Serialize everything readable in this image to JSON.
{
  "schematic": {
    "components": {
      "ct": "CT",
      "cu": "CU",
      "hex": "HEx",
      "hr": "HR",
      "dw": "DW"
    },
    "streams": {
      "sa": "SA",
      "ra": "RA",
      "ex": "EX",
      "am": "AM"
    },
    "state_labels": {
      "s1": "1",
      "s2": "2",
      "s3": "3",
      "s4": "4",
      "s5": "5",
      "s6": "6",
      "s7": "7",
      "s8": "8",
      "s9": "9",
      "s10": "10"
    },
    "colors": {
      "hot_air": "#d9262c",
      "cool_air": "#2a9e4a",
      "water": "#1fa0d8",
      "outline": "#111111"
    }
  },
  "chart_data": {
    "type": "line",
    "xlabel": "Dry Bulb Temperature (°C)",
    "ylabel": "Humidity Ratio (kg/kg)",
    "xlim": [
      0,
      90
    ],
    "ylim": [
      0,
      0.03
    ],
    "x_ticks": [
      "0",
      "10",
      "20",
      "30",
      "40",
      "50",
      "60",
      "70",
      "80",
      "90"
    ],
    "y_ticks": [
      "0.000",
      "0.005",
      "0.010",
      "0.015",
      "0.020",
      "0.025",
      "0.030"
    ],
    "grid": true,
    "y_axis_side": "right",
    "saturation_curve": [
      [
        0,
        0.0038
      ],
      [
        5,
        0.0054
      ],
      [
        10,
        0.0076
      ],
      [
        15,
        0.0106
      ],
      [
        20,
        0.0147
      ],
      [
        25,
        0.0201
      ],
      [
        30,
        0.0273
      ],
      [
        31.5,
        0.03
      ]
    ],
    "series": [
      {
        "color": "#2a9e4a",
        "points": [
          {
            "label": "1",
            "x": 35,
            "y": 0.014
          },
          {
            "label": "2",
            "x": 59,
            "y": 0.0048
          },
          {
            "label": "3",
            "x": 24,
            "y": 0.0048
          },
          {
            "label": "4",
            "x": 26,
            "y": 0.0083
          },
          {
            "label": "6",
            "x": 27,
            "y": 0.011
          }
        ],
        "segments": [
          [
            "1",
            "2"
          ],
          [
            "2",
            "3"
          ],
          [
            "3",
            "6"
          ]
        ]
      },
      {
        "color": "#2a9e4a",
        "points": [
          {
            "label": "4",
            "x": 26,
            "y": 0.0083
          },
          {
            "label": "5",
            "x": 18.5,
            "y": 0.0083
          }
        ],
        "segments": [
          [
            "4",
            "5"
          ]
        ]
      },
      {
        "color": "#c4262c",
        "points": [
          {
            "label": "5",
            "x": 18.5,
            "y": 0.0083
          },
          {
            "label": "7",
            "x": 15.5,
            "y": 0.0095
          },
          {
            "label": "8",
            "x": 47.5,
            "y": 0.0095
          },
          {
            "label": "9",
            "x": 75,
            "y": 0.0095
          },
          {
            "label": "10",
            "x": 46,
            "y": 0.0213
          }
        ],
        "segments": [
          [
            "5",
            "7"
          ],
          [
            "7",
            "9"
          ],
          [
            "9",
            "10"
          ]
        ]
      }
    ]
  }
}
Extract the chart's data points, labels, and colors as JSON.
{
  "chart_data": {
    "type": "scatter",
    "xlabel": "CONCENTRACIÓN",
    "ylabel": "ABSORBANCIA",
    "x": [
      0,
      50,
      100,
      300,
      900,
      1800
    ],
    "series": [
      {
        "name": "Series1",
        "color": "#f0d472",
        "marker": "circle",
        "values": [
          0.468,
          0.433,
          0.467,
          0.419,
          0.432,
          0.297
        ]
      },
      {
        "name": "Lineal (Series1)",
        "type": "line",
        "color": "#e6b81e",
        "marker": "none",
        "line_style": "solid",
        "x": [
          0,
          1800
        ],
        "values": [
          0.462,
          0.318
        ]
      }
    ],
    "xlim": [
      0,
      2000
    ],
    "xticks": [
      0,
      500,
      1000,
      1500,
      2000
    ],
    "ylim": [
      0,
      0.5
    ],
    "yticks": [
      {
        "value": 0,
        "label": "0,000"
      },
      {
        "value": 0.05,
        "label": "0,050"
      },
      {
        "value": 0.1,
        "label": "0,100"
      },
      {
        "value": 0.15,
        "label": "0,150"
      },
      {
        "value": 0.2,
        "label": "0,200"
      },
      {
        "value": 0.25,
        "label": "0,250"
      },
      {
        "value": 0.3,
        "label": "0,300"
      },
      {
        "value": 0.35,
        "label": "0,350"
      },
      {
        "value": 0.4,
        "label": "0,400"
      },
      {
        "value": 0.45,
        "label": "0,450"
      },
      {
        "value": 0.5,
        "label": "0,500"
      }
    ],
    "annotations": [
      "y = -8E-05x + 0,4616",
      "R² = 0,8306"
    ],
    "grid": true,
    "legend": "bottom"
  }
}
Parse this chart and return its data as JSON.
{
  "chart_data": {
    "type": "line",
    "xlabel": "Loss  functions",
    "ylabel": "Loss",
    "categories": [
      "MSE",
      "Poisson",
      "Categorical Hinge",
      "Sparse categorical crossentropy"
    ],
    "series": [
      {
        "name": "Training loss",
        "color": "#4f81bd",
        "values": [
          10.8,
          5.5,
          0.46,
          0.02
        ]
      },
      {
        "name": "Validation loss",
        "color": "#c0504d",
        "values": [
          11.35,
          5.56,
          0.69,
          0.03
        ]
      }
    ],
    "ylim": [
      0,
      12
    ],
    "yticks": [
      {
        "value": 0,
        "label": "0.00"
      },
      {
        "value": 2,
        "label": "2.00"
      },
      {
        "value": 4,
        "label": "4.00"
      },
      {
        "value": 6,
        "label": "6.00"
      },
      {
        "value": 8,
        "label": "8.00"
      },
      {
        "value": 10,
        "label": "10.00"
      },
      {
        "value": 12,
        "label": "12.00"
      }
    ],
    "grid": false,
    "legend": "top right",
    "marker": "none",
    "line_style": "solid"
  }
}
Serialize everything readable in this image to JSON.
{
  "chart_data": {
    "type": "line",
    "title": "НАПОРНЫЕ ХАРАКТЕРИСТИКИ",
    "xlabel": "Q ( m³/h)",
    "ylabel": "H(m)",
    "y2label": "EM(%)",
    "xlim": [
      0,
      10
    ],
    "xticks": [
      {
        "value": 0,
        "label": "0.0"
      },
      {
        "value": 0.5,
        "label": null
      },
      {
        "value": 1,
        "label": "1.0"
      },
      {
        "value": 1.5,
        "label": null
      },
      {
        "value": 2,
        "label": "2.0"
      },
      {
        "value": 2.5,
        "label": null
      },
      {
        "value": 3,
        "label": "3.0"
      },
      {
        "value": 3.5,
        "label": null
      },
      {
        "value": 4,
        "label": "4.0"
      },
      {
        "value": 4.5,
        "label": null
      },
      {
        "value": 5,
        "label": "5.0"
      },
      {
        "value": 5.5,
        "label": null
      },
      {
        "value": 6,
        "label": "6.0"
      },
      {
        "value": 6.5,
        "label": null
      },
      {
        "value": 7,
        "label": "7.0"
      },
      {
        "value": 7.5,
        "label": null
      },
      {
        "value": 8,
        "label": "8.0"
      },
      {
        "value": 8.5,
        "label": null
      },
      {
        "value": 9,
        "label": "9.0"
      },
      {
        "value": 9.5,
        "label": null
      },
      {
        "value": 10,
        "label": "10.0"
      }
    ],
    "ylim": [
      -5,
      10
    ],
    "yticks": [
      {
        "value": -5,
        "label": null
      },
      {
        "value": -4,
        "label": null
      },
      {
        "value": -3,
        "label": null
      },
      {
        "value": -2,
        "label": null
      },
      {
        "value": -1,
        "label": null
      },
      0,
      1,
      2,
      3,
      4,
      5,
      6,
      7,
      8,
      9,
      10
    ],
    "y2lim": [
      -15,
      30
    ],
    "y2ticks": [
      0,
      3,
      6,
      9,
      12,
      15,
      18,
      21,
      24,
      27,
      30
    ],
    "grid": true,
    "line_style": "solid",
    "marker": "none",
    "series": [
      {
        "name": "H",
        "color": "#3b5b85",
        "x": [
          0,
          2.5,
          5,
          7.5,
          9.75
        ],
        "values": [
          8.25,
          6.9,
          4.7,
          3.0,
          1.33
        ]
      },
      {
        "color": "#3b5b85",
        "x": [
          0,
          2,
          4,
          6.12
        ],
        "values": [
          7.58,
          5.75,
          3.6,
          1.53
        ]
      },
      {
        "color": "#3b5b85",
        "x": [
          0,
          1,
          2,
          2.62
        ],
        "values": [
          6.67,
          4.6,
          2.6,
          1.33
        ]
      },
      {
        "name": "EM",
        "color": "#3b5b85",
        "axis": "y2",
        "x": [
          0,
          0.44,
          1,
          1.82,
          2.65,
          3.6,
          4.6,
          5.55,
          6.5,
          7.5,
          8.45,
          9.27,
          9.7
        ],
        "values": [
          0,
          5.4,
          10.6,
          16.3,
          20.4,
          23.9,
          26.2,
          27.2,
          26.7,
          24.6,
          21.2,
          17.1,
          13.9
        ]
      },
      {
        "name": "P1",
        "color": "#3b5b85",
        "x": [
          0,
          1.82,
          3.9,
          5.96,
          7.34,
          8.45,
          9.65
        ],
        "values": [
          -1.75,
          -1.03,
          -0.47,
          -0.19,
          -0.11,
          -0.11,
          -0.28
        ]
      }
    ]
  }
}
__________
— What to produce —
Select from the material above each line in which the string "JSON" appears, and list those lines.

— Solution to this exercise —
Serialize everything readable in this image to JSON.
Extract the chart's data points, labels, and colors as JSON.
Parse this chart and return its data as JSON.
Serialize everything readable in this image to JSON.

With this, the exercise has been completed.